• _Exercise inputs_:
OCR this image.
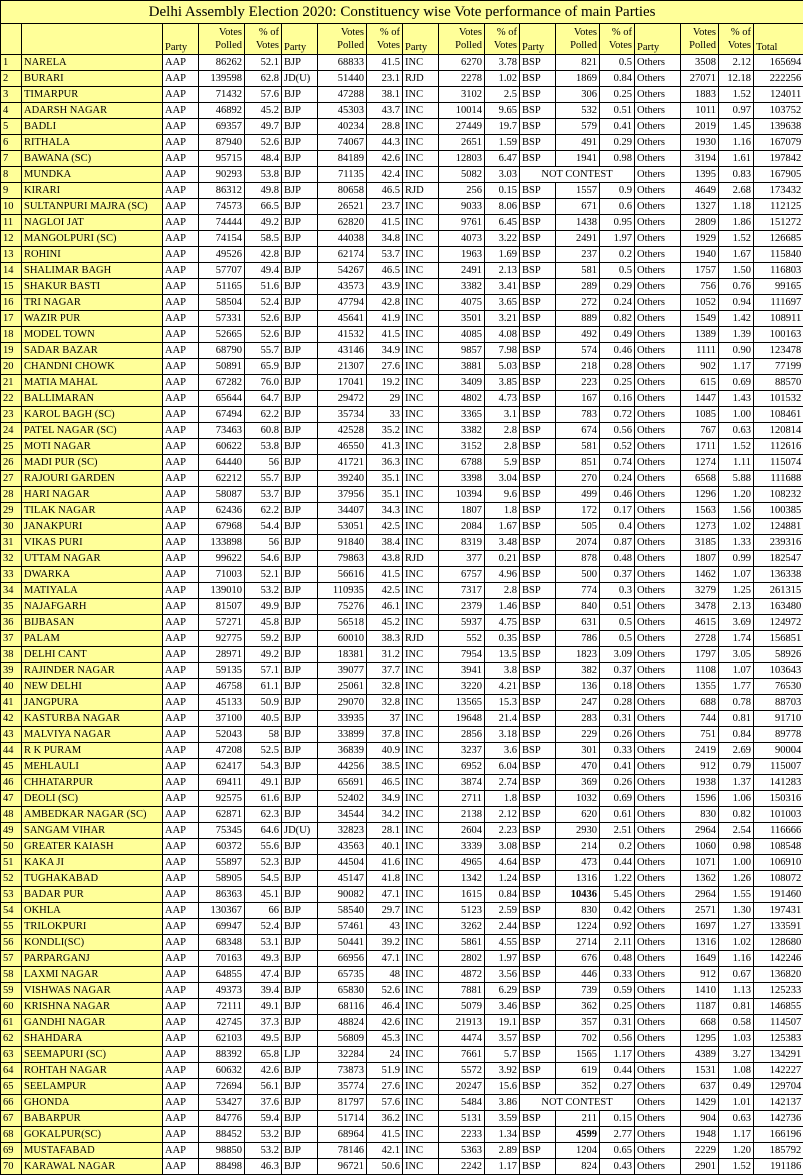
Delhi Assembly Election 2020: Constituency wise Vote performance of main Parties																	

		Party	Votes Polled	% of Votes	Party	Votes Polled	% of Votes	Party	Votes Polled	% of Votes	Party	Votes Polled	% of Votes	Party	Votes Polled	% of Votes	Total
1	NARELA	AAP	86262	52.1	BJP	68833	41.5	INC	6270	3.78	BSP	821	0.5	Others	3508	2.12	165694
2	BURARI	AAP	139598	62.8	JD(U)	51440	23.1	RJD	2278	1.02	BSP	1869	0.84	Others	27071	12.18	222256
3	TIMARPUR	AAP	71432	57.6	BJP	47288	38.1	INC	3102	2.5	BSP	306	0.25	Others	1883	1.52	124011
4	ADARSH NAGAR	AAP	46892	45.2	BJP	45303	43.7	INC	10014	9.65	BSP	532	0.51	Others	1011	0.97	103752
5	BADLI	AAP	69357	49.7	BJP	40234	28.8	INC	27449	19.7	BSP	579	0.41	Others	2019	1.45	139638
6	RITHALA	AAP	87940	52.6	BJP	74067	44.3	INC	2651	1.59	BSP	491	0.29	Others	1930	1.16	167079
7	BAWANA (SC)	AAP	95715	48.4	BJP	84189	42.6	INC	12803	6.47	BSP	1941	0.98	Others	3194	1.61	197842
8	MUNDKA	AAP	90293	53.8	BJP	71135	42.4	INC	5082	3.03	NOT CONTEST			Others	1395	0.83	167905
9	KIRARI	AAP	86312	49.8	BJP	80658	46.5	RJD	256	0.15	BSP	1557	0.9	Others	4649	2.68	173432
10	SULTANPURI MAJRA (SC)	AAP	74573	66.5	BJP	26521	23.7	INC	9033	8.06	BSP	671	0.6	Others	1327	1.18	112125
11	NAGLOI JAT	AAP	74444	49.2	BJP	62820	41.5	INC	9761	6.45	BSP	1438	0.95	Others	2809	1.86	151272
12	MANGOLPURI (SC)	AAP	74154	58.5	BJP	44038	34.8	INC	4073	3.22	BSP	2491	1.97	Others	1929	1.52	126685
13	ROHINI	AAP	49526	42.8	BJP	62174	53.7	INC	1963	1.69	BSP	237	0.2	Others	1940	1.67	115840
14	SHALIMAR BAGH	AAP	57707	49.4	BJP	54267	46.5	INC	2491	2.13	BSP	581	0.5	Others	1757	1.50	116803
15	SHAKUR BASTI	AAP	51165	51.6	BJP	43573	43.9	INC	3382	3.41	BSP	289	0.29	Others	756	0.76	99165
16	TRI NAGAR	AAP	58504	52.4	BJP	47794	42.8	INC	4075	3.65	BSP	272	0.24	Others	1052	0.94	111697
17	WAZIR PUR	AAP	57331	52.6	BJP	45641	41.9	INC	3501	3.21	BSP	889	0.82	Others	1549	1.42	108911
18	MODEL TOWN	AAP	52665	52.6	BJP	41532	41.5	INC	4085	4.08	BSP	492	0.49	Others	1389	1.39	100163
19	SADAR BAZAR	AAP	68790	55.7	BJP	43146	34.9	INC	9857	7.98	BSP	574	0.46	Others	1111	0.90	123478
20	CHANDNI CHOWK	AAP	50891	65.9	BJP	21307	27.6	INC	3881	5.03	BSP	218	0.28	Others	902	1.17	77199
21	MATIA MAHAL	AAP	67282	76.0	BJP	17041	19.2	INC	3409	3.85	BSP	223	0.25	Others	615	0.69	88570
22	BALLIMARAN	AAP	65644	64.7	BJP	29472	29	INC	4802	4.73	BSP	167	0.16	Others	1447	1.43	101532
23	KAROL BAGH (SC)	AAP	67494	62.2	BJP	35734	33	INC	3365	3.1	BSP	783	0.72	Others	1085	1.00	108461
24	PATEL NAGAR (SC)	AAP	73463	60.8	BJP	42528	35.2	INC	3382	2.8	BSP	674	0.56	Others	767	0.63	120814
25	MOTI NAGAR	AAP	60622	53.8	BJP	46550	41.3	INC	3152	2.8	BSP	581	0.52	Others	1711	1.52	112616
26	MADI PUR (SC)	AAP	64440	56	BJP	41721	36.3	INC	6788	5.9	BSP	851	0.74	Others	1274	1.11	115074
27	RAJOURI GARDEN	AAP	62212	55.7	BJP	39240	35.1	INC	3398	3.04	BSP	270	0.24	Others	6568	5.88	111688
28	HARI NAGAR	AAP	58087	53.7	BJP	37956	35.1	INC	10394	9.6	BSP	499	0.46	Others	1296	1.20	108232
29	TILAK NAGAR	AAP	62436	62.2	BJP	34407	34.3	INC	1807	1.8	BSP	172	0.17	Others	1563	1.56	100385
30	JANAKPURI	AAP	67968	54.4	BJP	53051	42.5	INC	2084	1.67	BSP	505	0.4	Others	1273	1.02	124881
31	VIKAS PURI	AAP	133898	56	BJP	91840	38.4	INC	8319	3.48	BSP	2074	0.87	Others	3185	1.33	239316
32	UTTAM NAGAR	AAP	99622	54.6	BJP	79863	43.8	RJD	377	0.21	BSP	878	0.48	Others	1807	0.99	182547
33	DWARKA	AAP	71003	52.1	BJP	56616	41.5	INC	6757	4.96	BSP	500	0.37	Others	1462	1.07	136338
34	MATIYALA	AAP	139010	53.2	BJP	110935	42.5	INC	7317	2.8	BSP	774	0.3	Others	3279	1.25	261315
35	NAJAFGARH	AAP	81507	49.9	BJP	75276	46.1	INC	2379	1.46	BSP	840	0.51	Others	3478	2.13	163480
36	BIJBASAN	AAP	57271	45.8	BJP	56518	45.2	INC	5937	4.75	BSP	631	0.5	Others	4615	3.69	124972
37	PALAM	AAP	92775	59.2	BJP	60010	38.3	RJD	552	0.35	BSP	786	0.5	Others	2728	1.74	156851
38	DELHI CANT	AAP	28971	49.2	BJP	18381	31.2	INC	7954	13.5	BSP	1823	3.09	Others	1797	3.05	58926
39	RAJINDER NAGAR	AAP	59135	57.1	BJP	39077	37.7	INC	3941	3.8	BSP	382	0.37	Others	1108	1.07	103643
40	NEW DELHI	AAP	46758	61.1	BJP	25061	32.8	INC	3220	4.21	BSP	136	0.18	Others	1355	1.77	76530
41	JANGPURA	AAP	45133	50.9	BJP	29070	32.8	INC	13565	15.3	BSP	247	0.28	Others	688	0.78	88703
42	KASTURBA NAGAR	AAP	37100	40.5	BJP	33935	37	INC	19648	21.4	BSP	283	0.31	Others	744	0.81	91710
43	MALVIYA NAGAR	AAP	52043	58	BJP	33899	37.8	INC	2856	3.18	BSP	229	0.26	Others	751	0.84	89778
44	R K PURAM	AAP	47208	52.5	BJP	36839	40.9	INC	3237	3.6	BSP	301	0.33	Others	2419	2.69	90004
45	MEHLAULI	AAP	62417	54.3	BJP	44256	38.5	INC	6952	6.04	BSP	470	0.41	Others	912	0.79	115007
46	CHHATARPUR	AAP	69411	49.1	BJP	65691	46.5	INC	3874	2.74	BSP	369	0.26	Others	1938	1.37	141283
47	DEOLI (SC)	AAP	92575	61.6	BJP	52402	34.9	INC	2711	1.8	BSP	1032	0.69	Others	1596	1.06	150316
48	AMBEDKAR NAGAR (SC)	AAP	62871	62.3	BJP	34544	34.2	INC	2138	2.12	BSP	620	0.61	Others	830	0.82	101003
49	SANGAM VIHAR	AAP	75345	64.6	JD(U)	32823	28.1	INC	2604	2.23	BSP	2930	2.51	Others	2964	2.54	116666
50	GREATER KAIASH	AAP	60372	55.6	BJP	43563	40.1	INC	3339	3.08	BSP	214	0.2	Others	1060	0.98	108548
51	KAKA JI	AAP	55897	52.3	BJP	44504	41.6	INC	4965	4.64	BSP	473	0.44	Others	1071	1.00	106910
52	TUGHAKABAD	AAP	58905	54.5	BJP	45147	41.8	INC	1342	1.24	BSP	1316	1.22	Others	1362	1.26	108072
53	BADAR PUR	AAP	86363	45.1	BJP	90082	47.1	INC	1615	0.84	BSP	10436	5.45	Others	2964	1.55	191460
54	OKHLA	AAP	130367	66	BJP	58540	29.7	INC	5123	2.59	BSP	830	0.42	Others	2571	1.30	197431
55	TRILOKPURI	AAP	69947	52.4	BJP	57461	43	INC	3262	2.44	BSP	1224	0.92	Others	1697	1.27	133591
56	KONDLI(SC)	AAP	68348	53.1	BJP	50441	39.2	INC	5861	4.55	BSP	2714	2.11	Others	1316	1.02	128680
57	PARPARGANJ	AAP	70163	49.3	BJP	66956	47.1	INC	2802	1.97	BSP	676	0.48	Others	1649	1.16	142246
58	LAXMI NAGAR	AAP	64855	47.4	BJP	65735	48	INC	4872	3.56	BSP	446	0.33	Others	912	0.67	136820
59	VISHWAS NAGAR	AAP	49373	39.4	BJP	65830	52.6	INC	7881	6.29	BSP	739	0.59	Others	1410	1.13	125233
60	KRISHNA NAGAR	AAP	72111	49.1	BJP	68116	46.4	INC	5079	3.46	BSP	362	0.25	Others	1187	0.81	146855
61	GANDHI NAGAR	AAP	42745	37.3	BJP	48824	42.6	INC	21913	19.1	BSP	357	0.31	Others	668	0.58	114507
62	SHAHDARA	AAP	62103	49.5	BJP	56809	45.3	INC	4474	3.57	BSP	702	0.56	Others	1295	1.03	125383
63	SEEMAPURI (SC)	AAP	88392	65.8	LJP	32284	24	INC	7661	5.7	BSP	1565	1.17	Others	4389	3.27	134291
64	ROHTAH NAGAR	AAP	60632	42.6	BJP	73873	51.9	INC	5572	3.92	BSP	619	0.44	Others	1531	1.08	142227
65	SEELAMPUR	AAP	72694	56.1	BJP	35774	27.6	INC	20247	15.6	BSP	352	0.27	Others	637	0.49	129704
66	GHONDA	AAP	53427	37.6	BJP	81797	57.6	INC	5484	3.86	NOT CONTEST			Others	1429	1.01	142137
67	BABARPUR	AAP	84776	59.4	BJP	51714	36.2	INC	5131	3.59	BSP	211	0.15	Others	904	0.63	142736
68	GOKALPUR(SC)	AAP	88452	53.2	BJP	68964	41.5	INC	2233	1.34	BSP	4599	2.77	Others	1948	1.17	166196
69	MUSTAFABAD	AAP	98850	53.2	BJP	78146	42.1	INC	5363	2.89	BSP	1204	0.65	Others	2229	1.20	185792
70	KARAWAL NAGAR	AAP	88498	46.3	BJP	96721	50.6	INC	2242	1.17	BSP	824	0.43	Others	2901	1.52	191186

• _Task to carry out_:
Copy every line of the listing where the word "BAGH" appears.

• _Correct response_:
14	SHALIMAR BAGH	AAP	57707	49.4	BJP	54267	46.5	INC	2491	2.13	BSP	581	0.5	Others	1757	1.50	116803
23	KAROL BAGH (SC)	AAP	67494	62.2	BJP	35734	33	INC	3365	3.1	BSP	783	0.72	Others	1085	1.00	108461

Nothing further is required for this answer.